Show all lines of the listing that hold the word "screenshot".
---------- PROVIDED INFORMATION ----------
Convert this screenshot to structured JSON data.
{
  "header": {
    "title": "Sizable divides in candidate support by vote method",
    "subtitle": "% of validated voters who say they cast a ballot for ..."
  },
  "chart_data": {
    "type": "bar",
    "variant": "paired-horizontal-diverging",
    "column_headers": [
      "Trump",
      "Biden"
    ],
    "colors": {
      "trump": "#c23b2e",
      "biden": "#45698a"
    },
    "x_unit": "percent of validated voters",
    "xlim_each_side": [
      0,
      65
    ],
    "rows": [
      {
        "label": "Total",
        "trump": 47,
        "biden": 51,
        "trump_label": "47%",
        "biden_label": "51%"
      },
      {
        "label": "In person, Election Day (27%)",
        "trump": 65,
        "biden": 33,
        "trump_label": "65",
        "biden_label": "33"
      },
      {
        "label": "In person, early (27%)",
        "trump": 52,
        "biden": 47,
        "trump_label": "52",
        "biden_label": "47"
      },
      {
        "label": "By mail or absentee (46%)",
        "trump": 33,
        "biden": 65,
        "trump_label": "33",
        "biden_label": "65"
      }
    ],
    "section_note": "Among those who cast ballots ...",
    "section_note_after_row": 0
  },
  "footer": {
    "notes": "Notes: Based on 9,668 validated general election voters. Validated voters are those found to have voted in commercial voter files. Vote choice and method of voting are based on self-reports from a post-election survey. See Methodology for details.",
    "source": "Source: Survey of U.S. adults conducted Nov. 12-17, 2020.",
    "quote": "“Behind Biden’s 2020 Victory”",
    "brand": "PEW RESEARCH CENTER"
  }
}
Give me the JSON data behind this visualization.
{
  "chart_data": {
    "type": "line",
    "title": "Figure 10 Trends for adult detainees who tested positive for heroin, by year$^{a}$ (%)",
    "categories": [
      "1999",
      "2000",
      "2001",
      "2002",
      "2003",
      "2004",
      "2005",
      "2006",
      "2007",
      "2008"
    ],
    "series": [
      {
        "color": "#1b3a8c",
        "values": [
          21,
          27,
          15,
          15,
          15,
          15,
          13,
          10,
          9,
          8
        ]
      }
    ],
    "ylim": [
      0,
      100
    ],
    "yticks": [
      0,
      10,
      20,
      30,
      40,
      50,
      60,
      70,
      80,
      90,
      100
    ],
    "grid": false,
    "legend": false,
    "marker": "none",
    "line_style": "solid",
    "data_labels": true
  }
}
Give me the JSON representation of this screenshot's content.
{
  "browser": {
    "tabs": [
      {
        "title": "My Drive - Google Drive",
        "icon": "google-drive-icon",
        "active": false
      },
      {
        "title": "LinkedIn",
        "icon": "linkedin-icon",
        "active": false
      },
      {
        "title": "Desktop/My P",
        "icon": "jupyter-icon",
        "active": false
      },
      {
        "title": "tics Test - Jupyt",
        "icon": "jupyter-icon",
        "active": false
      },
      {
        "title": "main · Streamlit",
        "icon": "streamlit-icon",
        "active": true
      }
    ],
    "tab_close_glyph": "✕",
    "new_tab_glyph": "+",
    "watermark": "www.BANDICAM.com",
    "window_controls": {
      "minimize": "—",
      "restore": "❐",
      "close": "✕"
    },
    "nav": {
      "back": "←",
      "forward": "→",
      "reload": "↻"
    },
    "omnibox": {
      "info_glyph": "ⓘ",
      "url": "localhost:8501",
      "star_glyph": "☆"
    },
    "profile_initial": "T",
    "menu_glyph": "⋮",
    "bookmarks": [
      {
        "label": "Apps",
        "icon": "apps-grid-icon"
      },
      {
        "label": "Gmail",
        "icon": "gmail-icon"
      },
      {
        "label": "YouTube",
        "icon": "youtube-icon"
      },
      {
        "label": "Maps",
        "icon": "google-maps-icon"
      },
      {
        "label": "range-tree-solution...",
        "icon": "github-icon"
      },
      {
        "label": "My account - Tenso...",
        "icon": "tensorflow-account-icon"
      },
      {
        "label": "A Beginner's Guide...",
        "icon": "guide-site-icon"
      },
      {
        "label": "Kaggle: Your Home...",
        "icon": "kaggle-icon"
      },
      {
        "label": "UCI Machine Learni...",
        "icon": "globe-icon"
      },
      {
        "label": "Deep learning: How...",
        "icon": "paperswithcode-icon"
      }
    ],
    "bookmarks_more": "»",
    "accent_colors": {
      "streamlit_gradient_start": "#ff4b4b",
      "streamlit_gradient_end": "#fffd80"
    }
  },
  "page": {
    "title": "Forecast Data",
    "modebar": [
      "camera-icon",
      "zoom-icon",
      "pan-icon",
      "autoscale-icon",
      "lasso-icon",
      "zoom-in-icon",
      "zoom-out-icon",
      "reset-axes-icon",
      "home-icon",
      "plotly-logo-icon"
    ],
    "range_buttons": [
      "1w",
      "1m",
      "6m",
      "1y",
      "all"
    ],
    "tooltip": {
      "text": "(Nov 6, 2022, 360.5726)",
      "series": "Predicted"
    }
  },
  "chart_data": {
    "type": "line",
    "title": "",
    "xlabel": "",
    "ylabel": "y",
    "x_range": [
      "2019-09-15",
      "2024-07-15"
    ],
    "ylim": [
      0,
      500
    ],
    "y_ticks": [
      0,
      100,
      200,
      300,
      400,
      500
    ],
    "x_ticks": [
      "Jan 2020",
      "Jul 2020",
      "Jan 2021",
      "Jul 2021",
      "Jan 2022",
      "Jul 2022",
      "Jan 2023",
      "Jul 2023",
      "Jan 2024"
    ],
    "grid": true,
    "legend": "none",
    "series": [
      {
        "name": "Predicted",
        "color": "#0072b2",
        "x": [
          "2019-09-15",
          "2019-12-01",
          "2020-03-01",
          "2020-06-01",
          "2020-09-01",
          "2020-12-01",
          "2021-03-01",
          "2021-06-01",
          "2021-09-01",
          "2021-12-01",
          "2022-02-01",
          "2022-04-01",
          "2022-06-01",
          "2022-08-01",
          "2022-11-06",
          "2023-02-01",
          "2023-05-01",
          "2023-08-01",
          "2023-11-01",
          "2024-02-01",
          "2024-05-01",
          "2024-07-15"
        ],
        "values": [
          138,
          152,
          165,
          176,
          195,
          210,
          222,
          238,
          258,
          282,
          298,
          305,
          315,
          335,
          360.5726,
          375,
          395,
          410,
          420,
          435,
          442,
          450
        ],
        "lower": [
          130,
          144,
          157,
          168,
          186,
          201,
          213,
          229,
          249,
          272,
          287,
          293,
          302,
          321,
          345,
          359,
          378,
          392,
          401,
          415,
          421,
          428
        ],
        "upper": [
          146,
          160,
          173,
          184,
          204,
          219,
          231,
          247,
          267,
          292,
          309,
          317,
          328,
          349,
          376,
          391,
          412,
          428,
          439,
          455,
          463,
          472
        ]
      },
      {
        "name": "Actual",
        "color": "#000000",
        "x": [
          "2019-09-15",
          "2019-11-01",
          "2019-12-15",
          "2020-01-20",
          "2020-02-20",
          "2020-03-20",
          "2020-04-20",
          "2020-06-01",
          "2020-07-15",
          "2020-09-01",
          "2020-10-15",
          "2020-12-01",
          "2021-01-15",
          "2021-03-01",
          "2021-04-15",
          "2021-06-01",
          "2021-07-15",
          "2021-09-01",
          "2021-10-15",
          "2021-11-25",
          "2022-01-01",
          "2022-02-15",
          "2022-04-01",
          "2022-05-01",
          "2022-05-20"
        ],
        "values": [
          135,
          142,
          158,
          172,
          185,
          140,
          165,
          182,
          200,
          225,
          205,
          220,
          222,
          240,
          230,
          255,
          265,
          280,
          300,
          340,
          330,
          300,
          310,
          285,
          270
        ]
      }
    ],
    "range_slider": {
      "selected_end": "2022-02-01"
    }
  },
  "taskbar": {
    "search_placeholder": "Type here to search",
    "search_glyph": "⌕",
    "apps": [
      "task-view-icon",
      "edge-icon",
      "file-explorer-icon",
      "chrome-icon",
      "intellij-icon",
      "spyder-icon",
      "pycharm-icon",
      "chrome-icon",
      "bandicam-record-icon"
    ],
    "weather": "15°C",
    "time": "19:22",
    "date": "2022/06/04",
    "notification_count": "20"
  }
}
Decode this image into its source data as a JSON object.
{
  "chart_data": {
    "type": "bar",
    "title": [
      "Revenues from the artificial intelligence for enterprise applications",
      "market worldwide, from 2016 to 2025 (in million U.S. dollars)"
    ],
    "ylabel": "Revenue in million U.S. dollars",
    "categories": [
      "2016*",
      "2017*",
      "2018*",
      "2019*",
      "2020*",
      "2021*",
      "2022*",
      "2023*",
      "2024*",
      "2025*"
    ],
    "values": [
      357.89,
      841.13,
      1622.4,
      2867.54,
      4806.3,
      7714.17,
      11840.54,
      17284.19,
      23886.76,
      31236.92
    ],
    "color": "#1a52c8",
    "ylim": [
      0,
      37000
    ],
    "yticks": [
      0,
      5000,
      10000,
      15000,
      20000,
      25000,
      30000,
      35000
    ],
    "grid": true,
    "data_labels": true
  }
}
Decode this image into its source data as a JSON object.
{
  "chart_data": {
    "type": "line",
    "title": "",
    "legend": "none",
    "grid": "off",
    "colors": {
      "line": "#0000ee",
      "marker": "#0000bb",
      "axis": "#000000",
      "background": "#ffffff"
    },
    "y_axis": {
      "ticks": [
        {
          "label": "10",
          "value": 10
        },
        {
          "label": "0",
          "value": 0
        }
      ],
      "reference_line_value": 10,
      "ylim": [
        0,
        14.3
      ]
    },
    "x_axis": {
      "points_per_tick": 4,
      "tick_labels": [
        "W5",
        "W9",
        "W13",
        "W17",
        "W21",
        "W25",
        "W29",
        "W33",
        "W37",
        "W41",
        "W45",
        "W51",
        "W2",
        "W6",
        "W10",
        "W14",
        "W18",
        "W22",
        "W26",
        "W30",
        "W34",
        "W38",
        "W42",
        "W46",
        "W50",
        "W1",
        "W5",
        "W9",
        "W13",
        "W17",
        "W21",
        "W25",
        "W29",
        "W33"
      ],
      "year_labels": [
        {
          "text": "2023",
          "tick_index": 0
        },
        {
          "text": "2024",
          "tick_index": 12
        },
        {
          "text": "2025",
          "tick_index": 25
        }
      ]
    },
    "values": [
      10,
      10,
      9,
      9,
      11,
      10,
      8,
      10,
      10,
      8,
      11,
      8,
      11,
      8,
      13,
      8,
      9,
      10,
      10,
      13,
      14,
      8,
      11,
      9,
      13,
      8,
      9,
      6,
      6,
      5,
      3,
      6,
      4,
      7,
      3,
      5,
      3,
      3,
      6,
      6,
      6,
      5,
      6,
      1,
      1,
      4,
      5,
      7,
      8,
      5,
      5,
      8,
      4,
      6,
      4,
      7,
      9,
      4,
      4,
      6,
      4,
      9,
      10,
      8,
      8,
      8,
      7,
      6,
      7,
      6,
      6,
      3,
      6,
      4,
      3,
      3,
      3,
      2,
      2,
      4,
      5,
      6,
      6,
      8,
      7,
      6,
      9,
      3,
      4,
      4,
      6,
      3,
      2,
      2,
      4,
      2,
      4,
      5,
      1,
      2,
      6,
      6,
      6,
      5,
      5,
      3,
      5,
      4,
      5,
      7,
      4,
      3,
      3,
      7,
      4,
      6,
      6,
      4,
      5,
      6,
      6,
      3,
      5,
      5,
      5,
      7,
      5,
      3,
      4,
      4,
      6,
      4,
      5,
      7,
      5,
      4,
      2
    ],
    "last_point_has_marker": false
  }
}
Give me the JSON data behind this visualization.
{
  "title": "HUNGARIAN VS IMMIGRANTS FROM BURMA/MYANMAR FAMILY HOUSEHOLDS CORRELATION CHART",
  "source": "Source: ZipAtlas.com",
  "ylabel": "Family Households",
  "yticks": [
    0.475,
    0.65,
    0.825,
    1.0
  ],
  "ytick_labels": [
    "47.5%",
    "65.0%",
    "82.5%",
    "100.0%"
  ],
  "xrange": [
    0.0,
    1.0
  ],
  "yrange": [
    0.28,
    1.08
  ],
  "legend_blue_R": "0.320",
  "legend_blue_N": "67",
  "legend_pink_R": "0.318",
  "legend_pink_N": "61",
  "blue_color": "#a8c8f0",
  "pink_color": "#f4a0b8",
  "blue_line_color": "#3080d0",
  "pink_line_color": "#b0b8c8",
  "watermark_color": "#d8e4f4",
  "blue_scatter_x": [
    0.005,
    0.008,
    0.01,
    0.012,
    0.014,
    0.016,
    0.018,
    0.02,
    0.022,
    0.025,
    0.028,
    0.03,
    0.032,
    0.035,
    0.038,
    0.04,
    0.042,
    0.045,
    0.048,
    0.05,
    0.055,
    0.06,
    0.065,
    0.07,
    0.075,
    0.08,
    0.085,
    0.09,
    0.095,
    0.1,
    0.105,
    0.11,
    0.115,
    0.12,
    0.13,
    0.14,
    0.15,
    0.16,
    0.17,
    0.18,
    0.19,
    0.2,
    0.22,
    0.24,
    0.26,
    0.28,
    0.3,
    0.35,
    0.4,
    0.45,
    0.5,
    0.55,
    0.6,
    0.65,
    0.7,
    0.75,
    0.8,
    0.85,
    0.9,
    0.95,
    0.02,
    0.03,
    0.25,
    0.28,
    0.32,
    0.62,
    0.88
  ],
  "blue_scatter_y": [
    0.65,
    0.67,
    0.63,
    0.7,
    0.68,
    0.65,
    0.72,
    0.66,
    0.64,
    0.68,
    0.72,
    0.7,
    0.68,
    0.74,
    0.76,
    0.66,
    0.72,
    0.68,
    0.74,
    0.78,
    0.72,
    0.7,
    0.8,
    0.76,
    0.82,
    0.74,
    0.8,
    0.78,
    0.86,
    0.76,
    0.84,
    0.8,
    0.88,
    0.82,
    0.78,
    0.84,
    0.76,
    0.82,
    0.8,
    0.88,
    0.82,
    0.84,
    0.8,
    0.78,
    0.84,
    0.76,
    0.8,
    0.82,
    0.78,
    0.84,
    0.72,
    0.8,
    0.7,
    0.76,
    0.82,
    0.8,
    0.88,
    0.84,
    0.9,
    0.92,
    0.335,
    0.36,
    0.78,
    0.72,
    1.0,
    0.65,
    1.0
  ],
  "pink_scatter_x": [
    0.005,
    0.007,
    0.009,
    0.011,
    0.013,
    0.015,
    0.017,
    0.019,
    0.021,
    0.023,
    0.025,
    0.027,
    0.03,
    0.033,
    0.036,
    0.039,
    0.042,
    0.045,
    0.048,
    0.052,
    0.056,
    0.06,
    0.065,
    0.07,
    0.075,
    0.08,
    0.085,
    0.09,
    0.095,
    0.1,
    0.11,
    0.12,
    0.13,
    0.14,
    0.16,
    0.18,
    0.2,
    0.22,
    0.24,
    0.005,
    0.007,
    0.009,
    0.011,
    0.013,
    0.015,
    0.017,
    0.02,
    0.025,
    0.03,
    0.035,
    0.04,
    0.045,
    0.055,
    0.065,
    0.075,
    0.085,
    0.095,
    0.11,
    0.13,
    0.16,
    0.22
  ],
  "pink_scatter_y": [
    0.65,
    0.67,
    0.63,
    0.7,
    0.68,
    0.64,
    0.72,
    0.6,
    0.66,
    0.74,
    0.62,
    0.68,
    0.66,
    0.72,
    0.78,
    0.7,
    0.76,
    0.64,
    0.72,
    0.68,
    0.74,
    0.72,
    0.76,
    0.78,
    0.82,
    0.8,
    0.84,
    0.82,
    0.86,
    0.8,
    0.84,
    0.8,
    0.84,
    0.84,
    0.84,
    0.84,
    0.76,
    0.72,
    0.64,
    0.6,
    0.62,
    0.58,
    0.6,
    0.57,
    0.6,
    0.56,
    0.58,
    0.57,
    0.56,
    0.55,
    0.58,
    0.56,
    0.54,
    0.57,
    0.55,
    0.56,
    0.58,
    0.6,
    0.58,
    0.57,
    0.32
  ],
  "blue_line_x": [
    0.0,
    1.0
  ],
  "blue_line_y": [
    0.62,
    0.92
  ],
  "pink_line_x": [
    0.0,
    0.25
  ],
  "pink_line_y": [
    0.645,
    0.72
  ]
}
----------
**FULL OUTPUT**
Convert this screenshot to structured JSON data.
Give me the JSON representation of this screenshot's content.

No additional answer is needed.